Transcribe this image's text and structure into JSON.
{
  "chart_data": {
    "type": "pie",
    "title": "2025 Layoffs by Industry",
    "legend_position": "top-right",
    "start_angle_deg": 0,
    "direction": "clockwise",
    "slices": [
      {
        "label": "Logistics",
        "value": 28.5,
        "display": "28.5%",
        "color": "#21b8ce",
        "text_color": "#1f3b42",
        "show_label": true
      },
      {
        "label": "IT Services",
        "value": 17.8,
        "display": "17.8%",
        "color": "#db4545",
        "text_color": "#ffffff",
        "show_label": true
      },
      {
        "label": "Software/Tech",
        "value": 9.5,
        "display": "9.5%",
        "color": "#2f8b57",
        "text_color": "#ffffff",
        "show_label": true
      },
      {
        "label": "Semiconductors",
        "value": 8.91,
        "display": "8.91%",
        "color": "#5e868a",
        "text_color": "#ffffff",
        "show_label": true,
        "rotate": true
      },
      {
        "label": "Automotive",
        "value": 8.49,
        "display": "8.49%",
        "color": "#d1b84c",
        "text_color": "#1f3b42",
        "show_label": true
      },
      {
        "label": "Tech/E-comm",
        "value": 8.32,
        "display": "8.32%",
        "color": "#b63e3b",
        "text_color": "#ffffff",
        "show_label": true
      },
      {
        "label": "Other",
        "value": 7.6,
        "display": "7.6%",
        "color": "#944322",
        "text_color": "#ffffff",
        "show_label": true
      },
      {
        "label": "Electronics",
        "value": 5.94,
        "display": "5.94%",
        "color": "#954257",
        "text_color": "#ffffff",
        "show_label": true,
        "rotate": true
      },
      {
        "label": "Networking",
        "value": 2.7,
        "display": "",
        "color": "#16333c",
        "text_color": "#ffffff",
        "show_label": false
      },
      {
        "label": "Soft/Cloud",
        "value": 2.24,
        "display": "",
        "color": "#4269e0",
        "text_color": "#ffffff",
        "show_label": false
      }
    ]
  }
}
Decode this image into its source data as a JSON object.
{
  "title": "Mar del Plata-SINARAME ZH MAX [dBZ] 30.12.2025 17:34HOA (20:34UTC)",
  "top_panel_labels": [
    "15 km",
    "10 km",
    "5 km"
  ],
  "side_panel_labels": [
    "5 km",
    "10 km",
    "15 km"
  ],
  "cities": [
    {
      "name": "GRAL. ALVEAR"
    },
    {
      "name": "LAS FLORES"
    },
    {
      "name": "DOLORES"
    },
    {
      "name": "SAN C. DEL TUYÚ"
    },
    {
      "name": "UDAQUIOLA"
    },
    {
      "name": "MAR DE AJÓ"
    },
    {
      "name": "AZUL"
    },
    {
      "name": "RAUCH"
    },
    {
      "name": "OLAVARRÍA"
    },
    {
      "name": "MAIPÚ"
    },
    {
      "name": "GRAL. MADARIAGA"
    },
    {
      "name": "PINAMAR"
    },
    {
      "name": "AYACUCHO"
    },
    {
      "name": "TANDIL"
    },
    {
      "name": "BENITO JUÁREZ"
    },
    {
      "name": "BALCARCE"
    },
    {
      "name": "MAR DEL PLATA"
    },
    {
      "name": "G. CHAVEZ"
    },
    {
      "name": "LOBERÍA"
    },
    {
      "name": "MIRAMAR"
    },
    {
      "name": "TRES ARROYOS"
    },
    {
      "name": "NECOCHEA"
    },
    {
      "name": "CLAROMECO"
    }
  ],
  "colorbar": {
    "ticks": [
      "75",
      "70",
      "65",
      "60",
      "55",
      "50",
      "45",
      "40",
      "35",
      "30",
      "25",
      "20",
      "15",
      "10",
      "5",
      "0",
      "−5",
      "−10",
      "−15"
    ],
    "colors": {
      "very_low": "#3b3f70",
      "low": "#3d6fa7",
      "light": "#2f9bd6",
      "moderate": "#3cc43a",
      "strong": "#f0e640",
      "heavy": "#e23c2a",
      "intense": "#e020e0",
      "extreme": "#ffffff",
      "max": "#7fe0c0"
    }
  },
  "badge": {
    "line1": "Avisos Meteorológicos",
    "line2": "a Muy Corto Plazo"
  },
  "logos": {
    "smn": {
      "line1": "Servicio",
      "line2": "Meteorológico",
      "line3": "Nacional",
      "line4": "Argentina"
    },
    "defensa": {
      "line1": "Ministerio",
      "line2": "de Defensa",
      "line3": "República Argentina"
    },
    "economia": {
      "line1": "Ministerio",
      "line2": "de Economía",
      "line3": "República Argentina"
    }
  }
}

────────────────────────────────────────

GIVEN TASK »
Give the records above again, word for word.

PROBLEM SOLUTION »
Transcribe this image's text and structure into JSON.
{
  "chart_data": {
    "type": "pie",
    "title": "2025 Layoffs by Industry",
    "legend_position": "top-right",
    "start_angle_deg": 0,
    "direction": "clockwise",
    "slices": [
      {
        "label": "Logistics",
        "value": 28.5,
        "display": "28.5%",
        "color": "#21b8ce",
        "text_color": "#1f3b42",
        "show_label": true
      },
      {
        "label": "IT Services",
        "value": 17.8,
        "display": "17.8%",
        "color": "#db4545",
        "text_color": "#ffffff",
        "show_label": true
      },
      {
        "label": "Software/Tech",
        "value": 9.5,
        "display": "9.5%",
        "color": "#2f8b57",
        "text_color": "#ffffff",
        "show_label": true
      },
      {
        "label": "Semiconductors",
        "value": 8.91,
        "display": "8.91%",
        "color": "#5e868a",
        "text_color": "#ffffff",
        "show_label": true,
        "rotate": true
      },
      {
        "label": "Automotive",
        "value": 8.49,
        "display": "8.49%",
        "color": "#d1b84c",
        "text_color": "#1f3b42",
        "show_label": true
      },
      {
        "label": "Tech/E-comm",
        "value": 8.32,
        "display": "8.32%",
        "color": "#b63e3b",
        "text_color": "#ffffff",
        "show_label": true
      },
      {
        "label": "Other",
        "value": 7.6,
        "display": "7.6%",
        "color": "#944322",
        "text_color": "#ffffff",
        "show_label": true
      },
      {
        "label": "Electronics",
        "value": 5.94,
        "display": "5.94%",
        "color": "#954257",
        "text_color": "#ffffff",
        "show_label": true,
        "rotate": true
      },
      {
        "label": "Networking",
        "value": 2.7,
        "display": "",
        "color": "#16333c",
        "text_color": "#ffffff",
        "show_label": false
      },
      {
        "label": "Soft/Cloud",
        "value": 2.24,
        "display": "",
        "color": "#4269e0",
        "text_color": "#ffffff",
        "show_label": false
      }
    ]
  }
}
Decode this image into its source data as a JSON object.
{
  "title": "Mar del Plata-SINARAME ZH MAX [dBZ] 30.12.2025 17:34HOA (20:34UTC)",
  "top_panel_labels": [
    "15 km",
    "10 km",
    "5 km"
  ],
  "side_panel_labels": [
    "5 km",
    "10 km",
    "15 km"
  ],
  "cities": [
    {
      "name": "GRAL. ALVEAR"
    },
    {
      "name": "LAS FLORES"
    },
    {
      "name": "DOLORES"
    },
    {
      "name": "SAN C. DEL TUYÚ"
    },
    {
      "name": "UDAQUIOLA"
    },
    {
      "name": "MAR DE AJÓ"
    },
    {
      "name": "AZUL"
    },
    {
      "name": "RAUCH"
    },
    {
      "name": "OLAVARRÍA"
    },
    {
      "name": "MAIPÚ"
    },
    {
      "name": "GRAL. MADARIAGA"
    },
    {
      "name": "PINAMAR"
    },
    {
      "name": "AYACUCHO"
    },
    {
      "name": "TANDIL"
    },
    {
      "name": "BENITO JUÁREZ"
    },
    {
      "name": "BALCARCE"
    },
    {
      "name": "MAR DEL PLATA"
    },
    {
      "name": "G. CHAVEZ"
    },
    {
      "name": "LOBERÍA"
    },
    {
      "name": "MIRAMAR"
    },
    {
      "name": "TRES ARROYOS"
    },
    {
      "name": "NECOCHEA"
    },
    {
      "name": "CLAROMECO"
    }
  ],
  "colorbar": {
    "ticks": [
      "75",
      "70",
      "65",
      "60",
      "55",
      "50",
      "45",
      "40",
      "35",
      "30",
      "25",
      "20",
      "15",
      "10",
      "5",
      "0",
      "−5",
      "−10",
      "−15"
    ],
    "colors": {
      "very_low": "#3b3f70",
      "low": "#3d6fa7",
      "light": "#2f9bd6",
      "moderate": "#3cc43a",
      "strong": "#f0e640",
      "heavy": "#e23c2a",
      "intense": "#e020e0",
      "extreme": "#ffffff",
      "max": "#7fe0c0"
    }
  },
  "badge": {
    "line1": "Avisos Meteorológicos",
    "line2": "a Muy Corto Plazo"
  },
  "logos": {
    "smn": {
      "line1": "Servicio",
      "line2": "Meteorológico",
      "line3": "Nacional",
      "line4": "Argentina"
    },
    "defensa": {
      "line1": "Ministerio",
      "line2": "de Defensa",
      "line3": "República Argentina"
    },
    "economia": {
      "line1": "Ministerio",
      "line2": "de Economía",
      "line3": "República Argentina"
    }
  }
}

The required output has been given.